▶ What you are asked to do: Gather all lines in the data that hold the string "title".

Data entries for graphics
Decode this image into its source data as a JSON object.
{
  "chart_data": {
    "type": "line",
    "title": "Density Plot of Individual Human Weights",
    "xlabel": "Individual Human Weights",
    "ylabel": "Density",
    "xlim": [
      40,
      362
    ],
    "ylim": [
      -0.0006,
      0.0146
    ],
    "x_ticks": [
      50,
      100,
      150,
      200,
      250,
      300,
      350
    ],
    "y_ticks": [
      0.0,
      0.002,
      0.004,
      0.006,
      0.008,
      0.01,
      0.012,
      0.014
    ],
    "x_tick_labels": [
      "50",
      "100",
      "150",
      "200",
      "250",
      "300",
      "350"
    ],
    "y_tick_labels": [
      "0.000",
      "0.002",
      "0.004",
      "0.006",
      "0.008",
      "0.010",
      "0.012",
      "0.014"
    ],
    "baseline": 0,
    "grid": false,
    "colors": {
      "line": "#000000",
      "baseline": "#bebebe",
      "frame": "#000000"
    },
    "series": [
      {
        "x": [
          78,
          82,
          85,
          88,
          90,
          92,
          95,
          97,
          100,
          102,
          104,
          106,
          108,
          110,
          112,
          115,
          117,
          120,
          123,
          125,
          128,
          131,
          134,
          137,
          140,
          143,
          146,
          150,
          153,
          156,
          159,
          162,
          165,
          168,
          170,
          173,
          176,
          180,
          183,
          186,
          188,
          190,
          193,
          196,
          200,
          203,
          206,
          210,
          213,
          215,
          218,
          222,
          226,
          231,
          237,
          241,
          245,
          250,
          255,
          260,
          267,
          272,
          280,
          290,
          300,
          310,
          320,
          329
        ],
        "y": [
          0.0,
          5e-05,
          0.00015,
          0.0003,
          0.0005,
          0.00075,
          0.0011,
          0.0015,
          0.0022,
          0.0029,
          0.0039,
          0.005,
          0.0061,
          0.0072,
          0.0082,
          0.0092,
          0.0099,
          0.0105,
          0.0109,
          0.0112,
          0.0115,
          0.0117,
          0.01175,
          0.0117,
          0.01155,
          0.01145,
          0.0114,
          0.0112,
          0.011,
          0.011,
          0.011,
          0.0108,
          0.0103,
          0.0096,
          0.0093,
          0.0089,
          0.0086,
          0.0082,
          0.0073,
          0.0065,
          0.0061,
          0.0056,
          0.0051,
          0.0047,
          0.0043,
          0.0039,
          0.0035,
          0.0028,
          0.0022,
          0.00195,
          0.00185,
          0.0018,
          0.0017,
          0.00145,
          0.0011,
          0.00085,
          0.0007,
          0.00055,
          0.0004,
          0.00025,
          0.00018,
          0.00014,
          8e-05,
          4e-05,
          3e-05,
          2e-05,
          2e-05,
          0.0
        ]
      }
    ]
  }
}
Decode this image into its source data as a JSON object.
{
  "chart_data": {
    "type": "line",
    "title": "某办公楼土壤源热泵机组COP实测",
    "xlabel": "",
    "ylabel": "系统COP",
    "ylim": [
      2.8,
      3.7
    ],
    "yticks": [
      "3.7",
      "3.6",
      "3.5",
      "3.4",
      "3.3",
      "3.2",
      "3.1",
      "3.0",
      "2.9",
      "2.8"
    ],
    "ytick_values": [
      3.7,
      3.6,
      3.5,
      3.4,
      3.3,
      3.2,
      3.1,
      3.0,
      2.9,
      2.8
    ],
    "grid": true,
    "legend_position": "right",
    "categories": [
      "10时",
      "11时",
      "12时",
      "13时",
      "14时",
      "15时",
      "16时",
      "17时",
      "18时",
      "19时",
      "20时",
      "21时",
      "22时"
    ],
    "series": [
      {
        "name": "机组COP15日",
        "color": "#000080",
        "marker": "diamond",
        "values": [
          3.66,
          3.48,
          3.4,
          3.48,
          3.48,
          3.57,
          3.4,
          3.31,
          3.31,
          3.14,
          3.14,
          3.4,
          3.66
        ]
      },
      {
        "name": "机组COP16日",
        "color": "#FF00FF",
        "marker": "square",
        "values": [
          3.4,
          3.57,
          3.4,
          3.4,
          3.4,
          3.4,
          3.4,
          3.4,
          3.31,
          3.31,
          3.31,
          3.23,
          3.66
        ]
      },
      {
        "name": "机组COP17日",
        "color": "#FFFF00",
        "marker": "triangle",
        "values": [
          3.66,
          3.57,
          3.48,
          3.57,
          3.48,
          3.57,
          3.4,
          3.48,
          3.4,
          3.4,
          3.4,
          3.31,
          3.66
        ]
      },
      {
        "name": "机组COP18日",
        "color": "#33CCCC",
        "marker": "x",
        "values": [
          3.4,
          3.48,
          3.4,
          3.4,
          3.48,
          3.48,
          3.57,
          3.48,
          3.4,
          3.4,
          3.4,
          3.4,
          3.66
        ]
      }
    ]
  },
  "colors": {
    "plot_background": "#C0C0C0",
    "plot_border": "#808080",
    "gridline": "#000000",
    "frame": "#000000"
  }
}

▶ Answer for this exercise:
    "title": "Density Plot of Individual Human Weights",
    "title": "某办公楼土壤源热泵机组COP实测",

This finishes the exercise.